» WRITTEN REQUEST
With the pictures omitted, write out the entries that follow exactly as they stand.

[Dataset rows about figures]
======

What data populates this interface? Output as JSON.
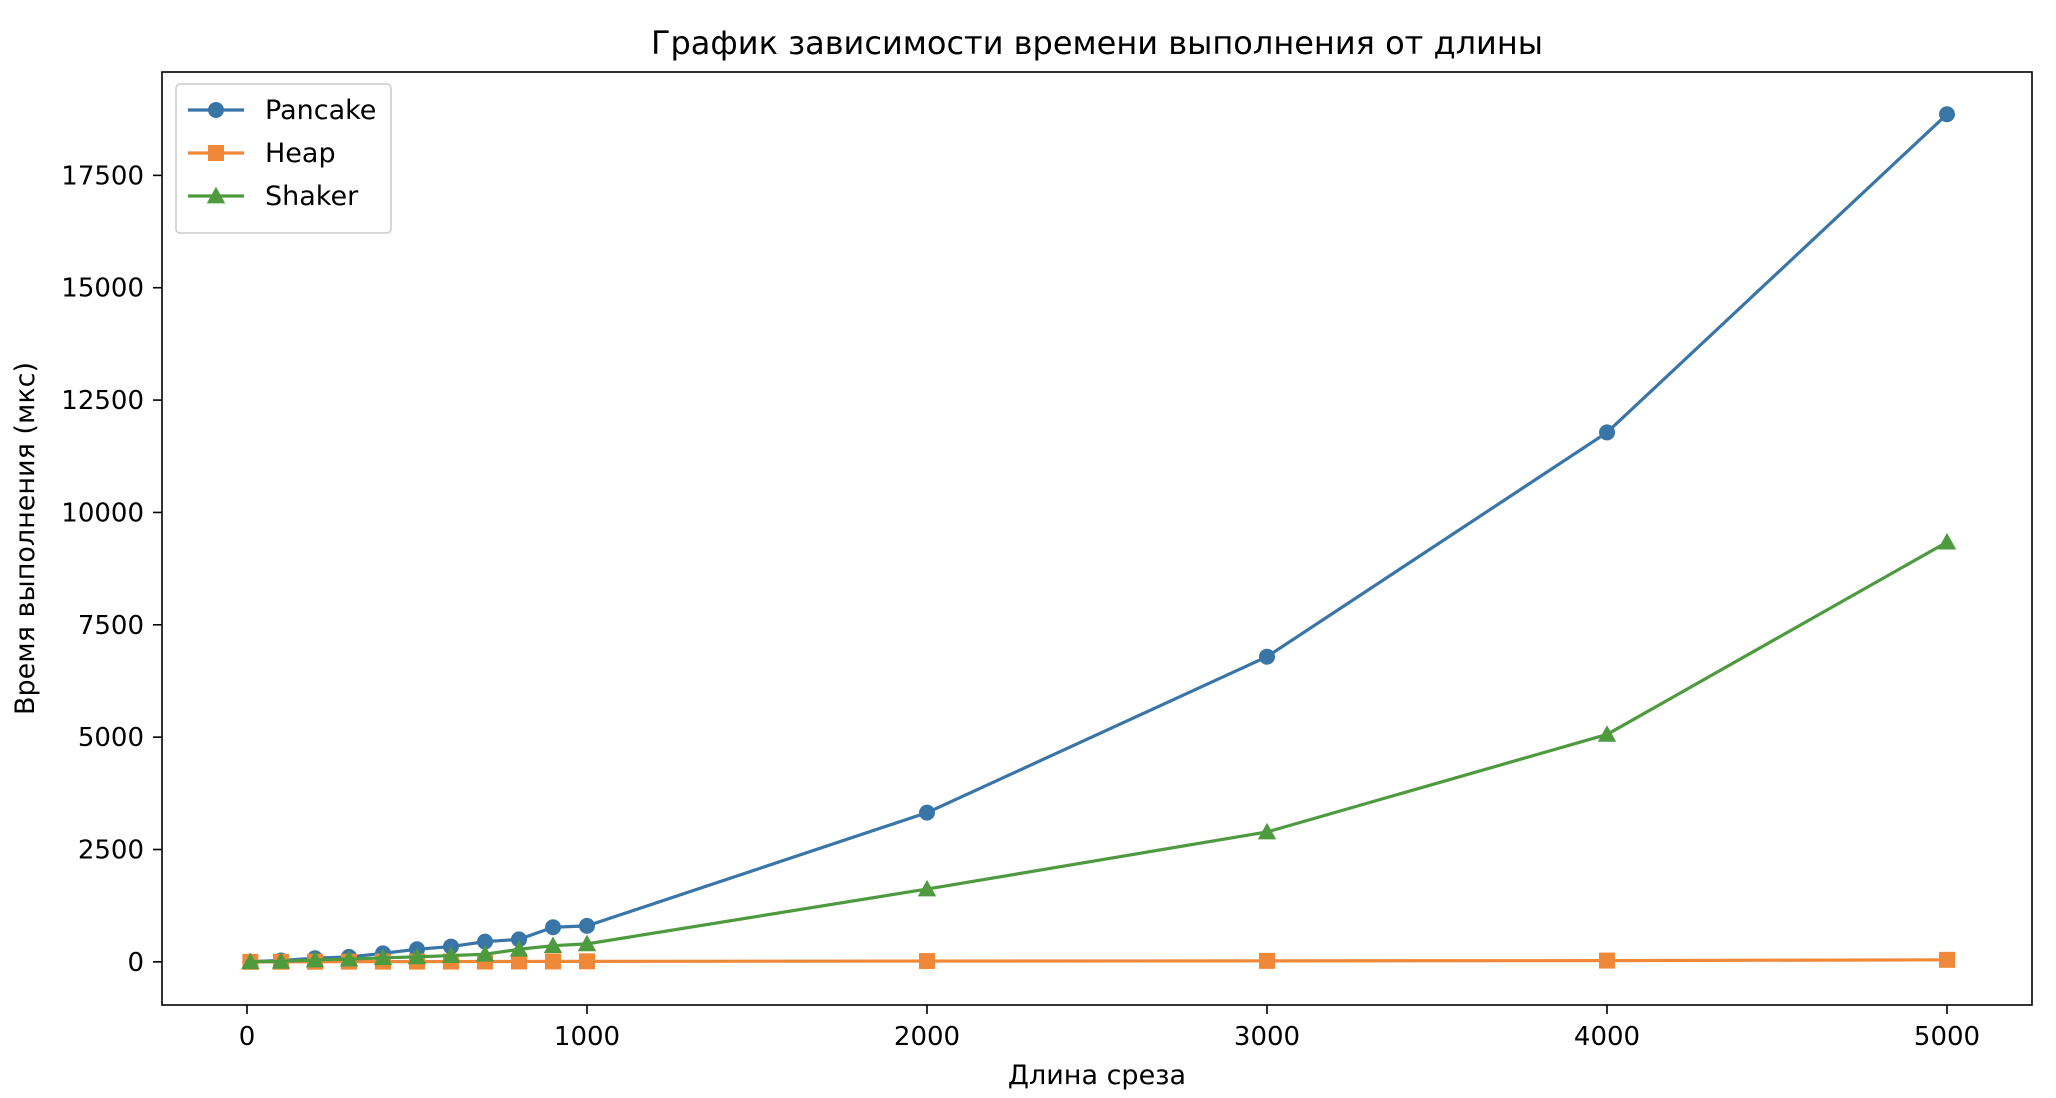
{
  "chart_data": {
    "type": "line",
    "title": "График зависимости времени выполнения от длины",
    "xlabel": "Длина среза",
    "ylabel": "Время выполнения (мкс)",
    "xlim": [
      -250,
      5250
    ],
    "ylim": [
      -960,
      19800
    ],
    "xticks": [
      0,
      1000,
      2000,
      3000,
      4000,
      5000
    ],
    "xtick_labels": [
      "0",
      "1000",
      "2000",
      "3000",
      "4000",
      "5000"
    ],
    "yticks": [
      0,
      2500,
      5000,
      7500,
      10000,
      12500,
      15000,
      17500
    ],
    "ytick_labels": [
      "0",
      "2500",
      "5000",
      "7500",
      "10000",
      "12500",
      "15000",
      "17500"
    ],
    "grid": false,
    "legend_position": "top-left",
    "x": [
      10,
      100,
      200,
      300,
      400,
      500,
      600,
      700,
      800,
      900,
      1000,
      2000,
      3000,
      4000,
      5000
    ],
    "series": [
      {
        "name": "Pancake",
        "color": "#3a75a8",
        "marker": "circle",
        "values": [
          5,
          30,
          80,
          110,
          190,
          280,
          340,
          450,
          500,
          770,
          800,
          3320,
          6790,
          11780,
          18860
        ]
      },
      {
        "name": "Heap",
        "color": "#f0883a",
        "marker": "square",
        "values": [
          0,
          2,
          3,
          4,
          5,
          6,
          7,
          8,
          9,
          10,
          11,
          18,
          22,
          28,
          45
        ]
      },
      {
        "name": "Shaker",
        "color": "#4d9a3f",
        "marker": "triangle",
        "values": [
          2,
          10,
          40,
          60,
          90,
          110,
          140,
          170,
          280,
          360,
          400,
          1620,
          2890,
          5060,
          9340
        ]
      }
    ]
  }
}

======

» TASK OUTPUT
What data populates this interface? Output as JSON.
{
  "chart_data": {
    "type": "line",
    "title": "График зависимости времени выполнения от длины",
    "xlabel": "Длина среза",
    "ylabel": "Время выполнения (мкс)",
    "xlim": [
      -250,
      5250
    ],
    "ylim": [
      -960,
      19800
    ],
    "xticks": [
      0,
      1000,
      2000,
      3000,
      4000,
      5000
    ],
    "xtick_labels": [
      "0",
      "1000",
      "2000",
      "3000",
      "4000",
      "5000"
    ],
    "yticks": [
      0,
      2500,
      5000,
      7500,
      10000,
      12500,
      15000,
      17500
    ],
    "ytick_labels": [
      "0",
      "2500",
      "5000",
      "7500",
      "10000",
      "12500",
      "15000",
      "17500"
    ],
    "grid": false,
    "legend_position": "top-left",
    "x": [
      10,
      100,
      200,
      300,
      400,
      500,
      600,
      700,
      800,
      900,
      1000,
      2000,
      3000,
      4000,
      5000
    ],
    "series": [
      {
        "name": "Pancake",
        "color": "#3a75a8",
        "marker": "circle",
        "values": [
          5,
          30,
          80,
          110,
          190,
          280,
          340,
          450,
          500,
          770,
          800,
          3320,
          6790,
          11780,
          18860
        ]
      },
      {
        "name": "Heap",
        "color": "#f0883a",
        "marker": "square",
        "values": [
          0,
          2,
          3,
          4,
          5,
          6,
          7,
          8,
          9,
          10,
          11,
          18,
          22,
          28,
          45
        ]
      },
      {
        "name": "Shaker",
        "color": "#4d9a3f",
        "marker": "triangle",
        "values": [
          2,
          10,
          40,
          60,
          90,
          110,
          140,
          170,
          280,
          360,
          400,
          1620,
          2890,
          5060,
          9340
        ]
      }
    ]
  }
}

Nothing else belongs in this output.